Your task is to repeat the lines below exactly, excluding any pictures they contain.

-*-

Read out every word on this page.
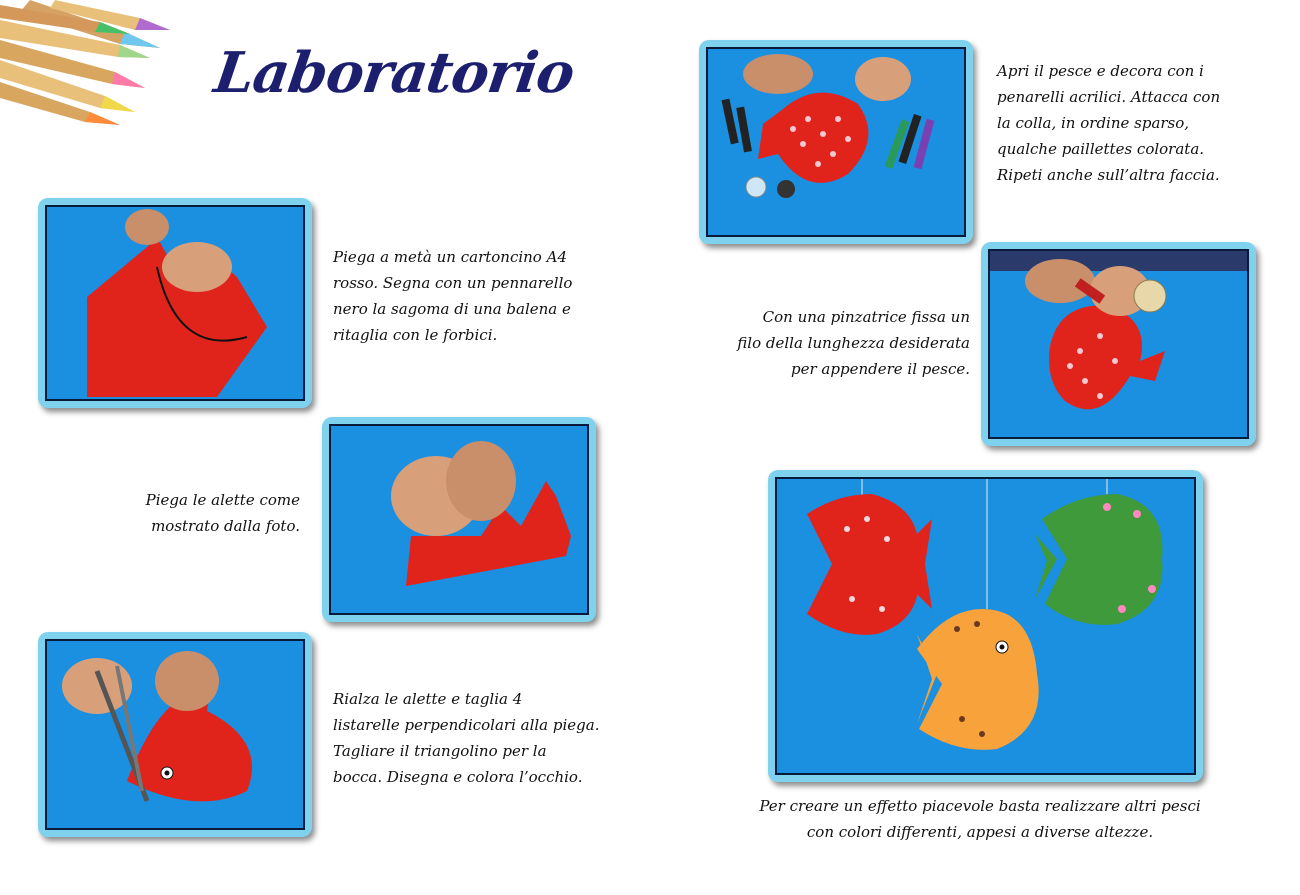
Laboratorio
Piega a metà un cartoncino A4
rosso. Segna con un pennarello
nero la sagoma di una balena e
ritaglia con le forbici.
Piega le alette come
mostrato dalla foto.
Rialza le alette e taglia 4
listarelle perpendicolari alla piega.
Tagliare il triangolino per la
bocca. Disegna e colora l’occhio.
Apri il pesce e decora con i
penarelli acrilici. Attacca con
la colla, in ordine sparso,
qualche paillettes colorata.
Ripeti anche sull’altra faccia.
Con una pinzatrice fissa un
filo della lunghezza desiderata
per appendere il pesce.
Per creare un effetto piacevole basta realizzare altri pesci
con colori differenti, appesi a diverse altezze.
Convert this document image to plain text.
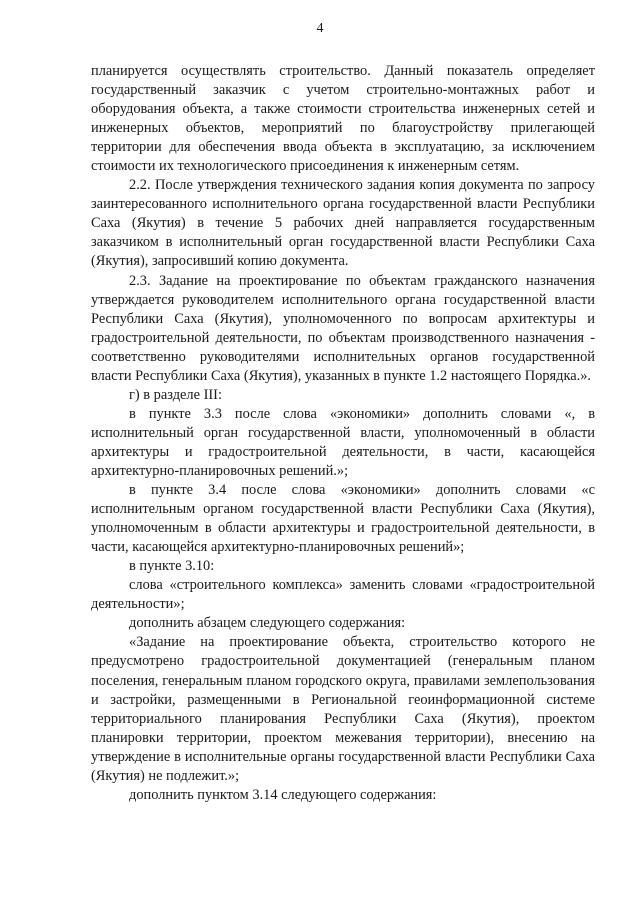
4

планируется осуществлять строительство. Данный показатель определяет государственный заказчик с учетом строительно-монтажных работ и оборудования объекта, а также стоимости строительства инженерных сетей и инженерных объектов, мероприятий по благоустройству прилегающей территории для обеспечения ввода объекта в эксплуатацию, за исключением стоимости их технологического присоединения к инженерным сетям.

2.2. После утверждения технического задания копия документа по запросу заинтересованного исполнительного органа государственной власти Республики Саха (Якутия) в течение 5 рабочих дней направляется государственным заказчиком в исполнительный орган государственной власти Республики Саха (Якутия), запросивший копию документа.

2.3. Задание на проектирование по объектам гражданского назначения утверждается руководителем исполнительного органа государственной власти Республики Саха (Якутия), уполномоченного по вопросам архитектуры и градостроительной деятельности, по объектам производственного назначения - соответственно руководителями исполнительных органов государственной власти Республики Саха (Якутия), указанных в пункте 1.2 настоящего Порядка.».

г) в разделе III:

в пункте 3.3 после слова «экономики» дополнить словами «, в исполнительный орган государственной власти, уполномоченный в области архитектуры и градостроительной деятельности, в части, касающейся архитектурно-планировочных решений.»;

в пункте 3.4 после слова «экономики» дополнить словами «с исполнительным органом государственной власти Республики Саха (Якутия), уполномоченным в области архитектуры и градостроительной деятельности, в части, касающейся архитектурно-планировочных решений»;

в пункте 3.10:

слова «строительного комплекса» заменить словами «градостроительной деятельности»;

дополнить абзацем следующего содержания:

«Задание на проектирование объекта, строительство которого не предусмотрено градостроительной документацией (генеральным планом поселения, генеральным планом городского округа, правилами землепользования и застройки, размещенными в Региональной геоинформационной системе территориального планирования Республики Саха (Якутия), проектом планировки территории, проектом межевания территории), внесению на утверждение в исполнительные органы государственной власти Республики Саха (Якутия) не подлежит.»;

дополнить пунктом 3.14 следующего содержания:
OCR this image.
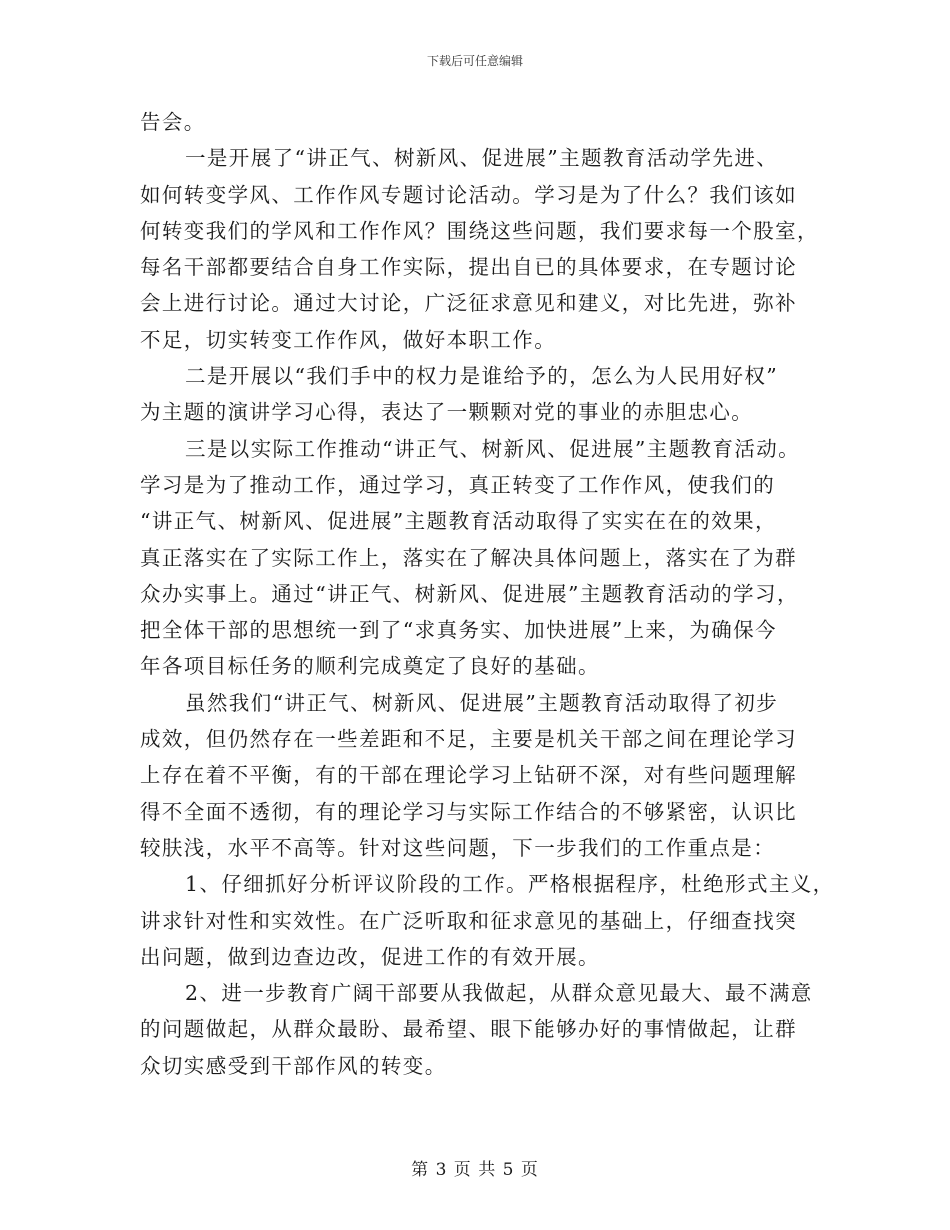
下载后可任意编辑
告会。
一是开展了“讲正气、树新风、促进展”主题教育活动学先进、
如何转变学风、工作作风专题讨论活动。学习是为了什么？我们该如
何转变我们的学风和工作作风？围绕这些问题，我们要求每一个股室，
每名干部都要结合自身工作实际，提出自已的具体要求，在专题讨论
会上进行讨论。通过大讨论，广泛征求意见和建义，对比先进，弥补
不足，切实转变工作作风，做好本职工作。
二是开展以“我们手中的权力是谁给予的，怎么为人民用好权”
为主题的演讲学习心得，表达了一颗颗对党的事业的赤胆忠心。
三是以实际工作推动“讲正气、树新风、促进展”主题教育活动。
学习是为了推动工作，通过学习，真正转变了工作作风，使我们的
“讲正气、树新风、促进展”主题教育活动取得了实实在在的效果，
真正落实在了实际工作上，落实在了解决具体问题上，落实在了为群
众办实事上。通过“讲正气、树新风、促进展”主题教育活动的学习，
把全体干部的思想统一到了“求真务实、加快进展”上来，为确保今
年各项目标任务的顺利完成奠定了良好的基础。
虽然我们“讲正气、树新风、促进展”主题教育活动取得了初步
成效，但仍然存在一些差距和不足，主要是机关干部之间在理论学习
上存在着不平衡，有的干部在理论学习上钻研不深，对有些问题理解
得不全面不透彻，有的理论学习与实际工作结合的不够紧密，认识比
较肤浅，水平不高等。针对这些问题，下一步我们的工作重点是：
1、仔细抓好分析评议阶段的工作。严格根据程序，杜绝形式主义，
讲求针对性和实效性。在广泛听取和征求意见的基础上，仔细查找突
出问题，做到边查边改，促进工作的有效开展。
2、进一步教育广阔干部要从我做起，从群众意见最大、最不满意
的问题做起，从群众最盼、最希望、眼下能够办好的事情做起，让群
众切实感受到干部作风的转变。
第 3 页 共 5 页
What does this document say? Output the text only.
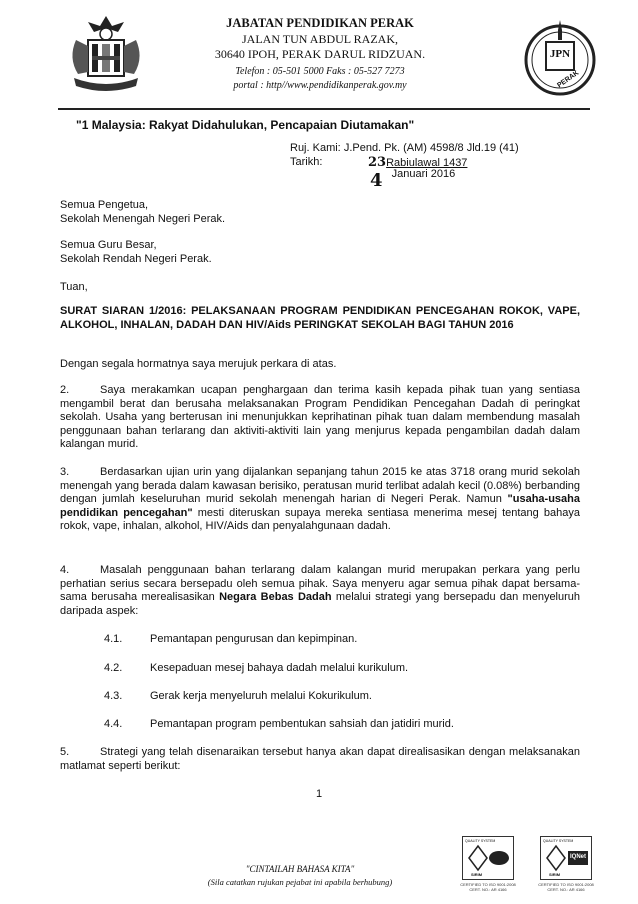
JABATAN PENDIDIKAN PERAK
JALAN TUN ABDUL RAZAK,
30640 IPOH, PERAK DARUL RIDZUAN.
Telefon : 05-501 5000 Faks : 05-527 7273
portal : http//www.pendidikanperak.gov.my
JPN
PERAK
"1 Malaysia: Rakyat Didahulukan, Pencapaian Diutamakan"
Ruj. Kami: J.Pend. Pk. (AM) 4598/8 Jld.19 (41)
Tarikh:	23Rabiulawal 1437
4 Januari 2016
Semua Pengetua,
Sekolah Menengah Negeri Perak.
Semua Guru Besar,
Sekolah Rendah Negeri Perak.
Tuan,
SURAT SIARAN 1/2016: PELAKSANAAN PROGRAM PENDIDIKAN PENCEGAHAN ROKOK, VAPE, ALKOHOL, INHALAN, DADAH DAN HIV/Aids PERINGKAT SEKOLAH BAGI TAHUN 2016
Dengan segala hormatnya saya merujuk perkara di atas.
2.	Saya merakamkan ucapan penghargaan dan terima kasih kepada pihak tuan yang sentiasa mengambil berat dan berusaha melaksanakan Program Pendidikan Pencegahan Dadah di peringkat sekolah. Usaha yang berterusan ini menunjukkan keprihatinan pihak tuan dalam membendung masalah penggunaan bahan terlarang dan aktiviti-aktiviti lain yang menjurus kepada pengambilan dadah dalam kalangan murid.
3.	Berdasarkan ujian urin yang dijalankan sepanjang tahun 2015 ke atas 3718 orang murid sekolah menengah yang berada dalam kawasan berisiko, peratusan murid terlibat adalah kecil (0.08%) berbanding dengan jumlah keseluruhan murid sekolah menengah harian di Negeri Perak. Namun "usaha-usaha pendidikan pencegahan" mesti diteruskan supaya mereka sentiasa menerima mesej tentang bahaya rokok, vape, inhalan, alkohol, HIV/Aids dan penyalahgunaan dadah.
4.	Masalah penggunaan bahan terlarang dalam kalangan murid merupakan perkara yang perlu perhatian serius secara bersepadu oleh semua pihak. Saya menyeru agar semua pihak dapat bersama-sama berusaha merealisasikan Negara Bebas Dadah melalui strategi yang bersepadu dan menyeluruh daripada aspek:
4.1.	Pemantapan pengurusan dan kepimpinan.
4.2.	Kesepaduan mesej bahaya dadah melalui kurikulum.
4.3.	Gerak kerja menyeluruh melalui Kokurikulum.
4.4.	Pemantapan program pembentukan sahsiah dan jatidiri murid.
5.	Strategi yang telah disenaraikan tersebut hanya akan dapat direalisasikan dengan melaksanakan matlamat seperti berikut:
1
"CINTAILAH BAHASA KITA"
(Sila catatkan rujukan pejabat ini apabila berhubung)
QUALITY SYSTEM
SIRIM
CERTIFIED TO ISO 9001:2008 CERT. NO.: AR 4166
QUALITY SYSTEM
IQNet
SIRIM
CERTIFIED TO ISO 9001:2008 CERT. NO.: AR 4166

-*-

> [Task response]:
Read out every word on this page.
Laboratorio
Piega a metà un cartoncino A4
rosso. Segna con un pennarello
nero la sagoma di una balena e
ritaglia con le forbici.
Piega le alette come
mostrato dalla foto.
Rialza le alette e taglia 4
listarelle perpendicolari alla piega.
Tagliare il triangolino per la
bocca. Disegna e colora l’occhio.
Apri il pesce e decora con i
penarelli acrilici. Attacca con
la colla, in ordine sparso,
qualche paillettes colorata.
Ripeti anche sull’altra faccia.
Con una pinzatrice fissa un
filo della lunghezza desiderata
per appendere il pesce.
Per creare un effetto piacevole basta realizzare altri pesci
con colori differenti, appesi a diverse altezze.
Convert this document image to plain text.
4

планируется осуществлять строительство. Данный показатель определяет государственный заказчик с учетом строительно-монтажных работ и оборудования объекта, а также стоимости строительства инженерных сетей и инженерных объектов, мероприятий по благоустройству прилегающей территории для обеспечения ввода объекта в эксплуатацию, за исключением стоимости их технологического присоединения к инженерным сетям.

2.2. После утверждения технического задания копия документа по запросу заинтересованного исполнительного органа государственной власти Республики Саха (Якутия) в течение 5 рабочих дней направляется государственным заказчиком в исполнительный орган государственной власти Республики Саха (Якутия), запросивший копию документа.

2.3. Задание на проектирование по объектам гражданского назначения утверждается руководителем исполнительного органа государственной власти Республики Саха (Якутия), уполномоченного по вопросам архитектуры и градостроительной деятельности, по объектам производственного назначения - соответственно руководителями исполнительных органов государственной власти Республики Саха (Якутия), указанных в пункте 1.2 настоящего Порядка.».

г) в разделе III:

в пункте 3.3 после слова «экономики» дополнить словами «, в исполнительный орган государственной власти, уполномоченный в области архитектуры и градостроительной деятельности, в части, касающейся архитектурно-планировочных решений.»;

в пункте 3.4 после слова «экономики» дополнить словами «с исполнительным органом государственной власти Республики Саха (Якутия), уполномоченным в области архитектуры и градостроительной деятельности, в части, касающейся архитектурно-планировочных решений»;

в пункте 3.10:

слова «строительного комплекса» заменить словами «градостроительной деятельности»;

дополнить абзацем следующего содержания:

«Задание на проектирование объекта, строительство которого не предусмотрено градостроительной документацией (генеральным планом поселения, генеральным планом городского округа, правилами землепользования и застройки, размещенными в Региональной геоинформационной системе территориального планирования Республики Саха (Якутия), проектом планировки территории, проектом межевания территории), внесению на утверждение в исполнительные органы государственной власти Республики Саха (Якутия) не подлежит.»;

дополнить пунктом 3.14 следующего содержания:
OCR this image.
下载后可任意编辑
告会。
一是开展了“讲正气、树新风、促进展”主题教育活动学先进、
如何转变学风、工作作风专题讨论活动。学习是为了什么？我们该如
何转变我们的学风和工作作风？围绕这些问题，我们要求每一个股室，
每名干部都要结合自身工作实际，提出自已的具体要求，在专题讨论
会上进行讨论。通过大讨论，广泛征求意见和建义，对比先进，弥补
不足，切实转变工作作风，做好本职工作。
二是开展以“我们手中的权力是谁给予的，怎么为人民用好权”
为主题的演讲学习心得，表达了一颗颗对党的事业的赤胆忠心。
三是以实际工作推动“讲正气、树新风、促进展”主题教育活动。
学习是为了推动工作，通过学习，真正转变了工作作风，使我们的
“讲正气、树新风、促进展”主题教育活动取得了实实在在的效果，
真正落实在了实际工作上，落实在了解决具体问题上，落实在了为群
众办实事上。通过“讲正气、树新风、促进展”主题教育活动的学习，
把全体干部的思想统一到了“求真务实、加快进展”上来，为确保今
年各项目标任务的顺利完成奠定了良好的基础。
虽然我们“讲正气、树新风、促进展”主题教育活动取得了初步
成效，但仍然存在一些差距和不足，主要是机关干部之间在理论学习
上存在着不平衡，有的干部在理论学习上钻研不深，对有些问题理解
得不全面不透彻，有的理论学习与实际工作结合的不够紧密，认识比
较肤浅，水平不高等。针对这些问题，下一步我们的工作重点是：
1、仔细抓好分析评议阶段的工作。严格根据程序，杜绝形式主义，
讲求针对性和实效性。在广泛听取和征求意见的基础上，仔细查找突
出问题，做到边查边改，促进工作的有效开展。
2、进一步教育广阔干部要从我做起，从群众意见最大、最不满意
的问题做起，从群众最盼、最希望、眼下能够办好的事情做起，让群
众切实感受到干部作风的转变。
第 3 页 共 5 页
What does this document say? Output the text only.
JABATAN PENDIDIKAN PERAK
JALAN TUN ABDUL RAZAK,
30640 IPOH, PERAK DARUL RIDZUAN.
Telefon : 05-501 5000 Faks : 05-527 7273
portal : http//www.pendidikanperak.gov.my
JPN
PERAK
"1 Malaysia: Rakyat Didahulukan, Pencapaian Diutamakan"
Ruj. Kami: J.Pend. Pk. (AM) 4598/8 Jld.19 (41)
Tarikh:	23Rabiulawal 1437
4 Januari 2016
Semua Pengetua,
Sekolah Menengah Negeri Perak.
Semua Guru Besar,
Sekolah Rendah Negeri Perak.
Tuan,
SURAT SIARAN 1/2016: PELAKSANAAN PROGRAM PENDIDIKAN PENCEGAHAN ROKOK, VAPE, ALKOHOL, INHALAN, DADAH DAN HIV/Aids PERINGKAT SEKOLAH BAGI TAHUN 2016
Dengan segala hormatnya saya merujuk perkara di atas.
2.	Saya merakamkan ucapan penghargaan dan terima kasih kepada pihak tuan yang sentiasa mengambil berat dan berusaha melaksanakan Program Pendidikan Pencegahan Dadah di peringkat sekolah. Usaha yang berterusan ini menunjukkan keprihatinan pihak tuan dalam membendung masalah penggunaan bahan terlarang dan aktiviti-aktiviti lain yang menjurus kepada pengambilan dadah dalam kalangan murid.
3.	Berdasarkan ujian urin yang dijalankan sepanjang tahun 2015 ke atas 3718 orang murid sekolah menengah yang berada dalam kawasan berisiko, peratusan murid terlibat adalah kecil (0.08%) berbanding dengan jumlah keseluruhan murid sekolah menengah harian di Negeri Perak. Namun "usaha-usaha pendidikan pencegahan" mesti diteruskan supaya mereka sentiasa menerima mesej tentang bahaya rokok, vape, inhalan, alkohol, HIV/Aids dan penyalahgunaan dadah.
4.	Masalah penggunaan bahan terlarang dalam kalangan murid merupakan perkara yang perlu perhatian serius secara bersepadu oleh semua pihak. Saya menyeru agar semua pihak dapat bersama-sama berusaha merealisasikan Negara Bebas Dadah melalui strategi yang bersepadu dan menyeluruh daripada aspek:
4.1.	Pemantapan pengurusan dan kepimpinan.
4.2.	Kesepaduan mesej bahaya dadah melalui kurikulum.
4.3.	Gerak kerja menyeluruh melalui Kokurikulum.
4.4.	Pemantapan program pembentukan sahsiah dan jatidiri murid.
5.	Strategi yang telah disenaraikan tersebut hanya akan dapat direalisasikan dengan melaksanakan matlamat seperti berikut:
1
"CINTAILAH BAHASA KITA"
(Sila catatkan rujukan pejabat ini apabila berhubung)
QUALITY SYSTEM
SIRIM
CERTIFIED TO ISO 9001:2008 CERT. NO.: AR 4166
QUALITY SYSTEM
IQNet
SIRIM
CERTIFIED TO ISO 9001:2008 CERT. NO.: AR 4166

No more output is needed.